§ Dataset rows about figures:
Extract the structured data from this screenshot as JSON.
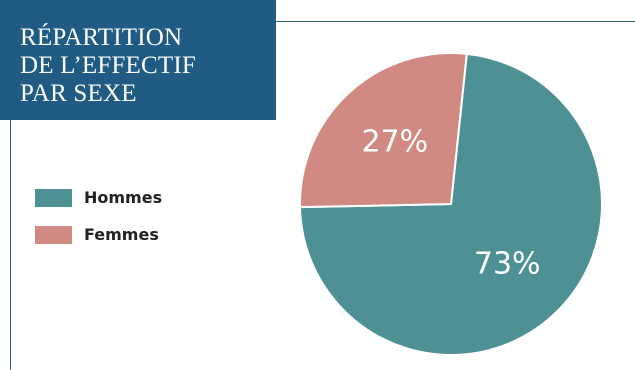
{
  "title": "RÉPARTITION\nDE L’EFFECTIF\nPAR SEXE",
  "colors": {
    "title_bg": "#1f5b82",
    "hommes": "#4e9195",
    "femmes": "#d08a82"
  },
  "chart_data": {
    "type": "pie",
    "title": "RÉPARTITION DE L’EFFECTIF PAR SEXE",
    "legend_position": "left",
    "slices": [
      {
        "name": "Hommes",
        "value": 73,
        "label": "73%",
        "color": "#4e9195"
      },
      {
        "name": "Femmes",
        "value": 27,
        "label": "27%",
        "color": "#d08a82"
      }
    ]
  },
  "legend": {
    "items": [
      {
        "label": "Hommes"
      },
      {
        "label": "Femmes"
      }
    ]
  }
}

§ REQUIREMENT: Working from the material above, transcribe it exactly while omitting pictures.

§ TASK SOLUTION:
Extract the structured data from this screenshot as JSON.
{
  "title": "RÉPARTITION\nDE L’EFFECTIF\nPAR SEXE",
  "colors": {
    "title_bg": "#1f5b82",
    "hommes": "#4e9195",
    "femmes": "#d08a82"
  },
  "chart_data": {
    "type": "pie",
    "title": "RÉPARTITION DE L’EFFECTIF PAR SEXE",
    "legend_position": "left",
    "slices": [
      {
        "name": "Hommes",
        "value": 73,
        "label": "73%",
        "color": "#4e9195"
      },
      {
        "name": "Femmes",
        "value": 27,
        "label": "27%",
        "color": "#d08a82"
      }
    ]
  },
  "legend": {
    "items": [
      {
        "label": "Hommes"
      },
      {
        "label": "Femmes"
      }
    ]
  }
}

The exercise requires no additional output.